**Your instructions**: Keep only the lines that hold the string "территории", filtering out the rest of the entries below.

* Start Dataset excerpts *

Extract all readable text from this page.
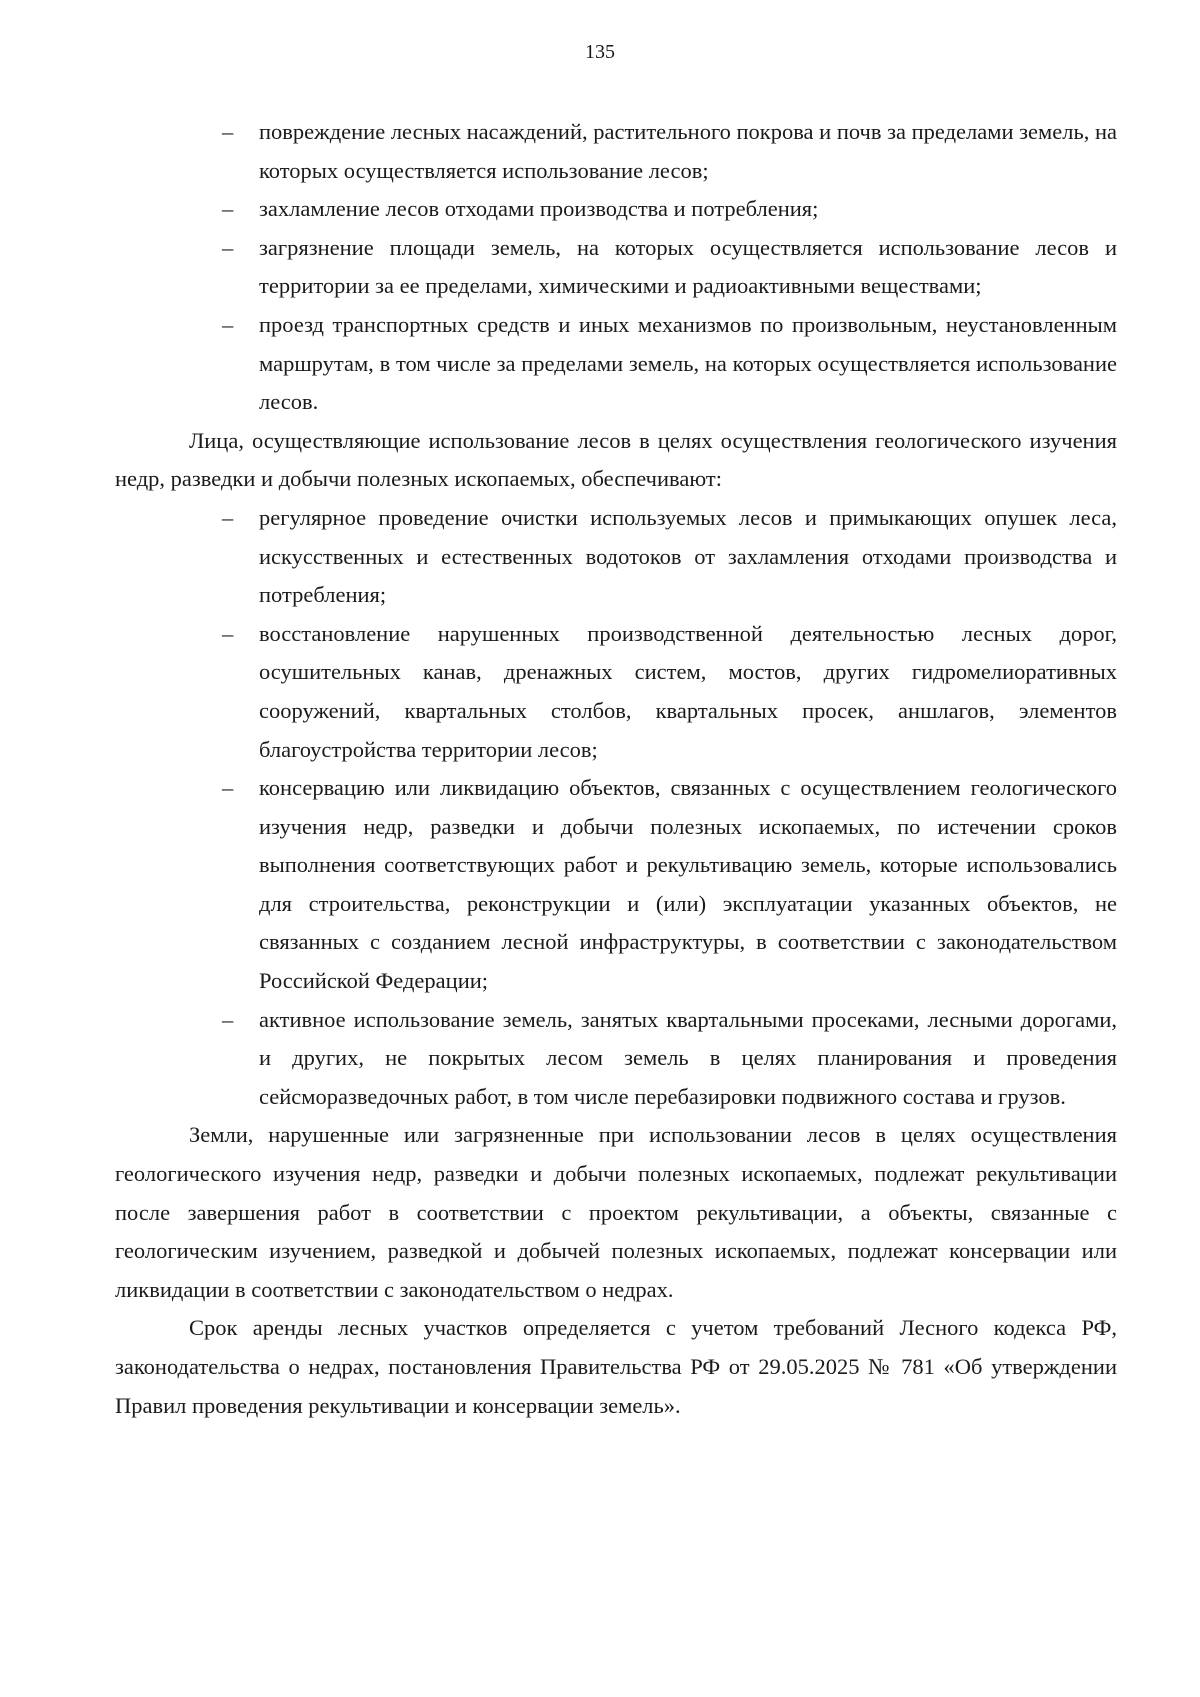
135
– повреждение лесных насаждений, растительного покрова и почв за пределами земель, на которых осуществляется использование лесов;
– захламление лесов отходами производства и потребления;
– загрязнение площади земель, на которых осуществляется использование лесов и территории за ее пределами, химическими и радиоактивными веществами;
– проезд транспортных средств и иных механизмов по произвольным, неустановленным маршрутам, в том числе за пределами земель, на которых осуществляется использование лесов.

Лица, осуществляющие использование лесов в целях осуществления геологического изучения недр, разведки и добычи полезных ископаемых, обеспечивают:

– регулярное проведение очистки используемых лесов и примыкающих опушек леса, искусственных и естественных водотоков от захламления отходами производства и потребления;
– восстановление нарушенных производственной деятельностью лесных дорог, осушительных канав, дренажных систем, мостов, других гидромелиоративных сооружений, квартальных столбов, квартальных просек, аншлагов, элементов благоустройства территории лесов;
– консервацию или ликвидацию объектов, связанных с осуществлением геологического изучения недр, разведки и добычи полезных ископаемых, по истечении сроков выполнения соответствующих работ и рекультивацию земель, которые использовались для строительства, реконструкции и (или) эксплуатации указанных объектов, не связанных с созданием лесной инфраструктуры, в соответствии с законодательством Российской Федерации;
– активное использование земель, занятых квартальными просеками, лесными дорогами, и других, не покрытых лесом земель в целях планирования и проведения сейсморазведочных работ, в том числе перебазировки подвижного состава и грузов.

Земли, нарушенные или загрязненные при использовании лесов в целях осуществления геологического изучения недр, разведки и добычи полезных ископаемых, подлежат рекультивации после завершения работ в соответствии с проектом рекультивации, а объекты, связанные с геологическим изучением, разведкой и добычей полезных ископаемых, подлежат консервации или ликвидации в соответствии с законодательством о недрах.

Срок аренды лесных участков определяется с учетом требований Лесного кодекса РФ, законодательства о недрах, постановления Правительства РФ от 29.05.2025 № 781 «Об утверждении Правил проведения рекультивации и консервации земель».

* End Dataset excerpts *

**Solution to this task**:
– загрязнение площади земель, на которых осуществляется использование лесов и территории за ее пределами, химическими и радиоактивными веществами;
– восстановление нарушенных производственной деятельностью лесных дорог, осушительных канав, дренажных систем, мостов, других гидромелиоративных сооружений, квартальных столбов, квартальных просек, аншлагов, элементов благоустройства территории лесов;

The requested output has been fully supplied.